:: PROBLEM ::
Return all the entries exactly, keeping pictures out.

:: EXTRACTED ENTRIES ::

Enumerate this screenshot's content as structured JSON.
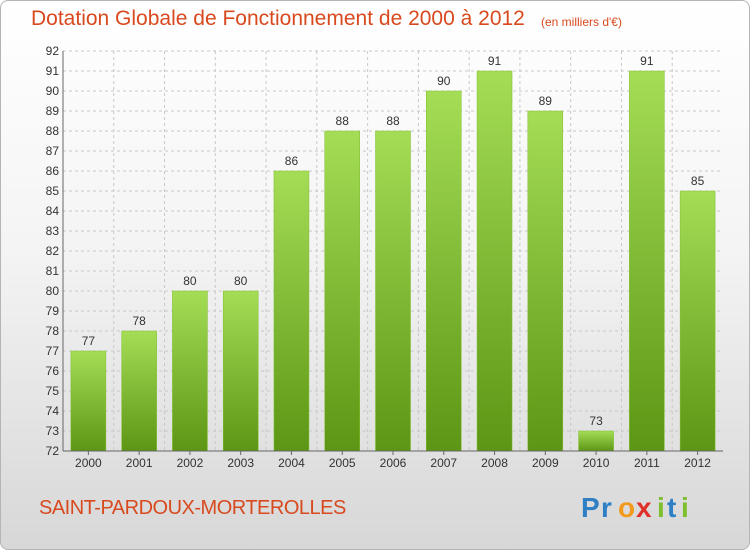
{
  "title": "Dotation Globale de Fonctionnement de 2000 à 2012",
  "subtitle": "(en milliers d'€)",
  "commune": "SAINT-PARDOUX-MORTEROLLES",
  "logo": {
    "text": "Proxiti",
    "letters": [
      "P",
      "r",
      "o",
      "x",
      "i",
      "t",
      "i"
    ],
    "colors": [
      "#2e7fc4",
      "#2e7fc4",
      "#f39a1e",
      "#e0302a",
      "#7bbf2a",
      "#2e7fc4",
      "#7bbf2a"
    ]
  },
  "colors": {
    "bar_light": "#a5dd56",
    "bar_dark": "#5c9614",
    "title": "#d84a1e",
    "grid": "#c8c8c8"
  },
  "chart_data": {
    "type": "bar",
    "title": "Dotation Globale de Fonctionnement de 2000 à 2012",
    "subtitle": "(en milliers d'€)",
    "categories": [
      "2000",
      "2001",
      "2002",
      "2003",
      "2004",
      "2005",
      "2006",
      "2007",
      "2008",
      "2009",
      "2010",
      "2011",
      "2012"
    ],
    "values": [
      77,
      78,
      80,
      80,
      86,
      88,
      88,
      90,
      91,
      89,
      73,
      91,
      85
    ],
    "ylim": [
      72,
      92
    ],
    "yticks": [
      72,
      73,
      74,
      75,
      76,
      77,
      78,
      79,
      80,
      81,
      82,
      83,
      84,
      85,
      86,
      87,
      88,
      89,
      90,
      91,
      92
    ],
    "grid": true,
    "data_labels": true
  }
}
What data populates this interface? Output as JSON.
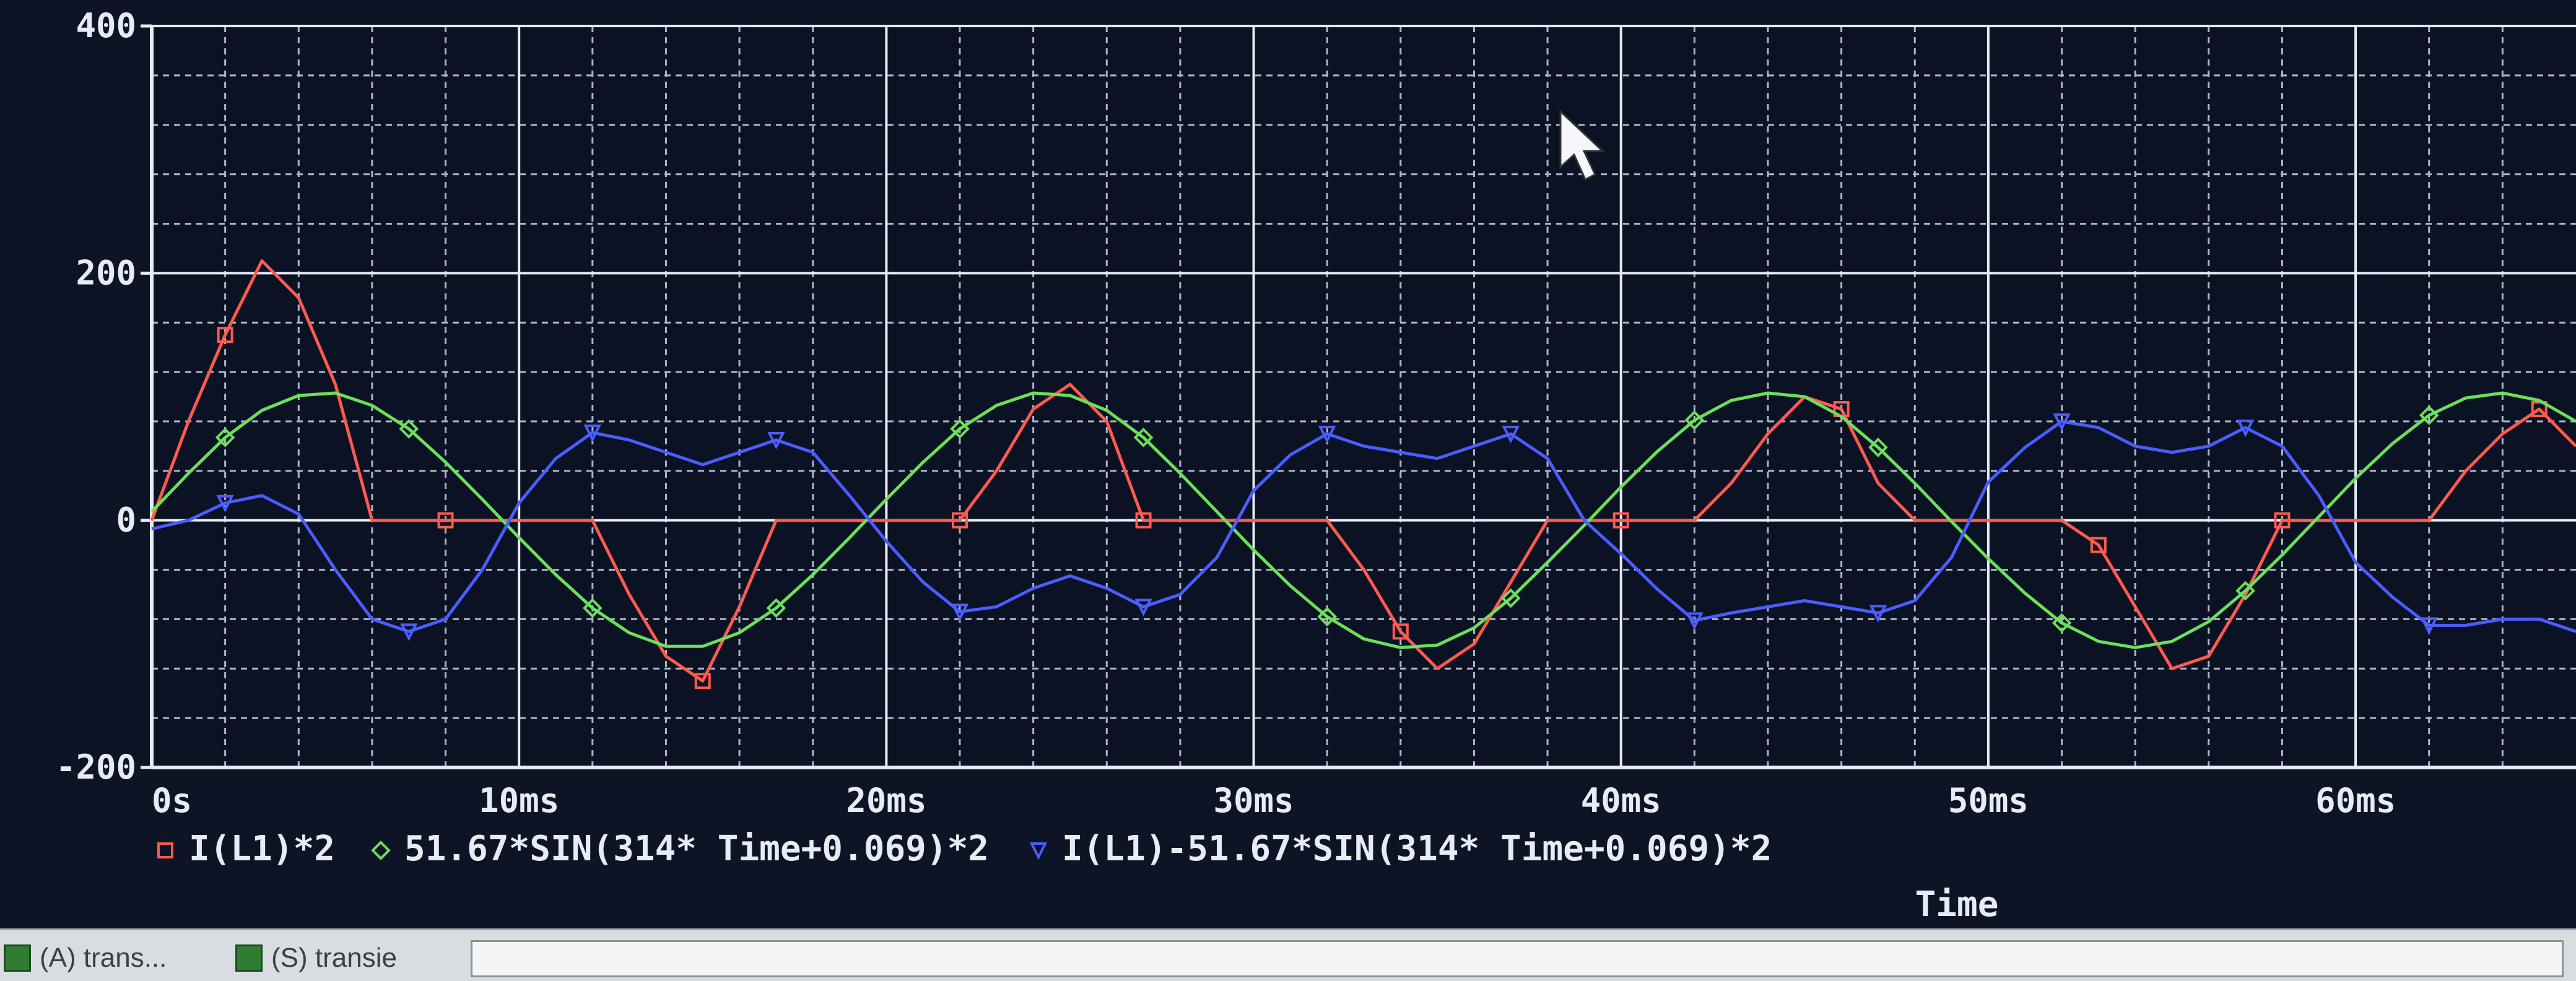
{
  "chart_data": {
    "type": "line",
    "title": "",
    "xlabel": "Time",
    "ylabel": "",
    "xlim": [
      0,
      66
    ],
    "ylim": [
      -200,
      400
    ],
    "x_unit": "ms",
    "grid": true,
    "legend_position": "bottom",
    "y_ticks": [
      {
        "value": 400,
        "label": "400"
      },
      {
        "value": 200,
        "label": "200"
      },
      {
        "value": 0,
        "label": "0"
      },
      {
        "value": -200,
        "label": "-200"
      }
    ],
    "x_ticks": [
      {
        "value": 0,
        "label": "0s"
      },
      {
        "value": 10,
        "label": "10ms"
      },
      {
        "value": 20,
        "label": "20ms"
      },
      {
        "value": 30,
        "label": "30ms"
      },
      {
        "value": 40,
        "label": "40ms"
      },
      {
        "value": 50,
        "label": "50ms"
      },
      {
        "value": 60,
        "label": "60ms"
      }
    ],
    "series": [
      {
        "name": "I(L1)*2",
        "color": "#ff5a4e",
        "marker": "square",
        "x": [
          0,
          1,
          2,
          3,
          4,
          5,
          6,
          8,
          10,
          12,
          13,
          14,
          15,
          16,
          17,
          18,
          20,
          22,
          23,
          24,
          25,
          26,
          27,
          28,
          30,
          32,
          33,
          34,
          35,
          36,
          37,
          38,
          40,
          42,
          43,
          44,
          45,
          46,
          47,
          48,
          50,
          52,
          53,
          54,
          55,
          56,
          57,
          58,
          60,
          62,
          63,
          64,
          65,
          66
        ],
        "y": [
          0,
          80,
          150,
          210,
          180,
          110,
          0,
          0,
          0,
          0,
          -60,
          -110,
          -130,
          -70,
          0,
          0,
          0,
          0,
          40,
          90,
          110,
          80,
          0,
          0,
          0,
          0,
          -40,
          -90,
          -120,
          -100,
          -50,
          0,
          0,
          0,
          30,
          70,
          100,
          90,
          30,
          0,
          0,
          0,
          -20,
          -70,
          -120,
          -110,
          -60,
          0,
          0,
          0,
          40,
          70,
          90,
          60
        ]
      },
      {
        "name": "51.67*SIN(314* Time+0.069)*2",
        "color": "#6be05a",
        "marker": "diamond",
        "x": [
          0,
          1,
          2,
          3,
          4,
          5,
          6,
          7,
          8,
          9,
          10,
          11,
          12,
          13,
          14,
          15,
          16,
          17,
          18,
          19,
          20,
          21,
          22,
          23,
          24,
          25,
          26,
          27,
          28,
          29,
          30,
          31,
          32,
          33,
          34,
          35,
          36,
          37,
          38,
          39,
          40,
          41,
          42,
          43,
          44,
          45,
          46,
          47,
          48,
          49,
          50,
          51,
          52,
          53,
          54,
          55,
          56,
          57,
          58,
          59,
          60,
          61,
          62,
          63,
          64,
          65,
          66
        ],
        "y": [
          7,
          38,
          67,
          89,
          101,
          103,
          93,
          74,
          47,
          17,
          -14,
          -44,
          -71,
          -91,
          -102,
          -102,
          -91,
          -71,
          -44,
          -14,
          17,
          47,
          74,
          93,
          103,
          101,
          89,
          67,
          38,
          7,
          -24,
          -53,
          -78,
          -96,
          -103,
          -101,
          -87,
          -63,
          -34,
          -4,
          27,
          56,
          81,
          97,
          103,
          100,
          84,
          59,
          30,
          -1,
          -31,
          -59,
          -83,
          -98,
          -103,
          -98,
          -82,
          -57,
          -28,
          3,
          34,
          62,
          85,
          99,
          103,
          97,
          80
        ]
      },
      {
        "name": "I(L1)-51.67*SIN(314* Time+0.069)*2",
        "color": "#4a5dff",
        "marker": "triangle-down",
        "x": [
          0,
          1,
          2,
          3,
          4,
          5,
          6,
          7,
          8,
          9,
          10,
          11,
          12,
          13,
          14,
          15,
          16,
          17,
          18,
          19,
          20,
          21,
          22,
          23,
          24,
          25,
          26,
          27,
          28,
          29,
          30,
          31,
          32,
          33,
          34,
          35,
          36,
          37,
          38,
          39,
          40,
          41,
          42,
          43,
          44,
          45,
          46,
          47,
          48,
          49,
          50,
          51,
          52,
          53,
          54,
          55,
          56,
          57,
          58,
          59,
          60,
          61,
          62,
          63,
          64,
          65,
          66
        ],
        "y": [
          -7,
          0,
          14,
          20,
          5,
          -40,
          -80,
          -90,
          -80,
          -40,
          14,
          50,
          71,
          65,
          55,
          45,
          55,
          65,
          55,
          20,
          -17,
          -50,
          -74,
          -70,
          -55,
          -45,
          -55,
          -70,
          -60,
          -30,
          24,
          53,
          70,
          60,
          55,
          50,
          60,
          70,
          50,
          0,
          -27,
          -56,
          -81,
          -75,
          -70,
          -65,
          -70,
          -75,
          -65,
          -30,
          31,
          59,
          80,
          75,
          60,
          55,
          60,
          75,
          60,
          20,
          -34,
          -62,
          -85,
          -85,
          -80,
          -80,
          -90
        ]
      }
    ]
  },
  "taskbar": {
    "tabs": [
      {
        "label": "(A) trans..."
      },
      {
        "label": "(S) transie"
      }
    ]
  }
}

:: SOLUTION ::
Enumerate this screenshot's content as structured JSON.
{
  "title": "Dotation Globale de Fonctionnement de 2000 à 2012",
  "subtitle": "(en milliers d'€)",
  "commune": "SAINT-PARDOUX-MORTEROLLES",
  "logo": {
    "text": "Proxiti",
    "letters": [
      "P",
      "r",
      "o",
      "x",
      "i",
      "t",
      "i"
    ],
    "colors": [
      "#2e7fc4",
      "#2e7fc4",
      "#f39a1e",
      "#e0302a",
      "#7bbf2a",
      "#2e7fc4",
      "#7bbf2a"
    ]
  },
  "colors": {
    "bar_light": "#a5dd56",
    "bar_dark": "#5c9614",
    "title": "#d84a1e",
    "grid": "#c8c8c8"
  },
  "chart_data": {
    "type": "bar",
    "title": "Dotation Globale de Fonctionnement de 2000 à 2012",
    "subtitle": "(en milliers d'€)",
    "categories": [
      "2000",
      "2001",
      "2002",
      "2003",
      "2004",
      "2005",
      "2006",
      "2007",
      "2008",
      "2009",
      "2010",
      "2011",
      "2012"
    ],
    "values": [
      77,
      78,
      80,
      80,
      86,
      88,
      88,
      90,
      91,
      89,
      73,
      91,
      85
    ],
    "ylim": [
      72,
      92
    ],
    "yticks": [
      72,
      73,
      74,
      75,
      76,
      77,
      78,
      79,
      80,
      81,
      82,
      83,
      84,
      85,
      86,
      87,
      88,
      89,
      90,
      91,
      92
    ],
    "grid": true,
    "data_labels": true
  }
}
What data populates this interface? Output as JSON.
{
  "chart_data": {
    "type": "line",
    "title": "",
    "xlabel": "Time",
    "ylabel": "",
    "xlim": [
      0,
      66
    ],
    "ylim": [
      -200,
      400
    ],
    "x_unit": "ms",
    "grid": true,
    "legend_position": "bottom",
    "y_ticks": [
      {
        "value": 400,
        "label": "400"
      },
      {
        "value": 200,
        "label": "200"
      },
      {
        "value": 0,
        "label": "0"
      },
      {
        "value": -200,
        "label": "-200"
      }
    ],
    "x_ticks": [
      {
        "value": 0,
        "label": "0s"
      },
      {
        "value": 10,
        "label": "10ms"
      },
      {
        "value": 20,
        "label": "20ms"
      },
      {
        "value": 30,
        "label": "30ms"
      },
      {
        "value": 40,
        "label": "40ms"
      },
      {
        "value": 50,
        "label": "50ms"
      },
      {
        "value": 60,
        "label": "60ms"
      }
    ],
    "series": [
      {
        "name": "I(L1)*2",
        "color": "#ff5a4e",
        "marker": "square",
        "x": [
          0,
          1,
          2,
          3,
          4,
          5,
          6,
          8,
          10,
          12,
          13,
          14,
          15,
          16,
          17,
          18,
          20,
          22,
          23,
          24,
          25,
          26,
          27,
          28,
          30,
          32,
          33,
          34,
          35,
          36,
          37,
          38,
          40,
          42,
          43,
          44,
          45,
          46,
          47,
          48,
          50,
          52,
          53,
          54,
          55,
          56,
          57,
          58,
          60,
          62,
          63,
          64,
          65,
          66
        ],
        "y": [
          0,
          80,
          150,
          210,
          180,
          110,
          0,
          0,
          0,
          0,
          -60,
          -110,
          -130,
          -70,
          0,
          0,
          0,
          0,
          40,
          90,
          110,
          80,
          0,
          0,
          0,
          0,
          -40,
          -90,
          -120,
          -100,
          -50,
          0,
          0,
          0,
          30,
          70,
          100,
          90,
          30,
          0,
          0,
          0,
          -20,
          -70,
          -120,
          -110,
          -60,
          0,
          0,
          0,
          40,
          70,
          90,
          60
        ]
      },
      {
        "name": "51.67*SIN(314* Time+0.069)*2",
        "color": "#6be05a",
        "marker": "diamond",
        "x": [
          0,
          1,
          2,
          3,
          4,
          5,
          6,
          7,
          8,
          9,
          10,
          11,
          12,
          13,
          14,
          15,
          16,
          17,
          18,
          19,
          20,
          21,
          22,
          23,
          24,
          25,
          26,
          27,
          28,
          29,
          30,
          31,
          32,
          33,
          34,
          35,
          36,
          37,
          38,
          39,
          40,
          41,
          42,
          43,
          44,
          45,
          46,
          47,
          48,
          49,
          50,
          51,
          52,
          53,
          54,
          55,
          56,
          57,
          58,
          59,
          60,
          61,
          62,
          63,
          64,
          65,
          66
        ],
        "y": [
          7,
          38,
          67,
          89,
          101,
          103,
          93,
          74,
          47,
          17,
          -14,
          -44,
          -71,
          -91,
          -102,
          -102,
          -91,
          -71,
          -44,
          -14,
          17,
          47,
          74,
          93,
          103,
          101,
          89,
          67,
          38,
          7,
          -24,
          -53,
          -78,
          -96,
          -103,
          -101,
          -87,
          -63,
          -34,
          -4,
          27,
          56,
          81,
          97,
          103,
          100,
          84,
          59,
          30,
          -1,
          -31,
          -59,
          -83,
          -98,
          -103,
          -98,
          -82,
          -57,
          -28,
          3,
          34,
          62,
          85,
          99,
          103,
          97,
          80
        ]
      },
      {
        "name": "I(L1)-51.67*SIN(314* Time+0.069)*2",
        "color": "#4a5dff",
        "marker": "triangle-down",
        "x": [
          0,
          1,
          2,
          3,
          4,
          5,
          6,
          7,
          8,
          9,
          10,
          11,
          12,
          13,
          14,
          15,
          16,
          17,
          18,
          19,
          20,
          21,
          22,
          23,
          24,
          25,
          26,
          27,
          28,
          29,
          30,
          31,
          32,
          33,
          34,
          35,
          36,
          37,
          38,
          39,
          40,
          41,
          42,
          43,
          44,
          45,
          46,
          47,
          48,
          49,
          50,
          51,
          52,
          53,
          54,
          55,
          56,
          57,
          58,
          59,
          60,
          61,
          62,
          63,
          64,
          65,
          66
        ],
        "y": [
          -7,
          0,
          14,
          20,
          5,
          -40,
          -80,
          -90,
          -80,
          -40,
          14,
          50,
          71,
          65,
          55,
          45,
          55,
          65,
          55,
          20,
          -17,
          -50,
          -74,
          -70,
          -55,
          -45,
          -55,
          -70,
          -60,
          -30,
          24,
          53,
          70,
          60,
          55,
          50,
          60,
          70,
          50,
          0,
          -27,
          -56,
          -81,
          -75,
          -70,
          -65,
          -70,
          -75,
          -65,
          -30,
          31,
          59,
          80,
          75,
          60,
          55,
          60,
          75,
          60,
          20,
          -34,
          -62,
          -85,
          -85,
          -80,
          -80,
          -90
        ]
      }
    ]
  },
  "taskbar": {
    "tabs": [
      {
        "label": "(A) trans..."
      },
      {
        "label": "(S) transie"
      }
    ]
  }
}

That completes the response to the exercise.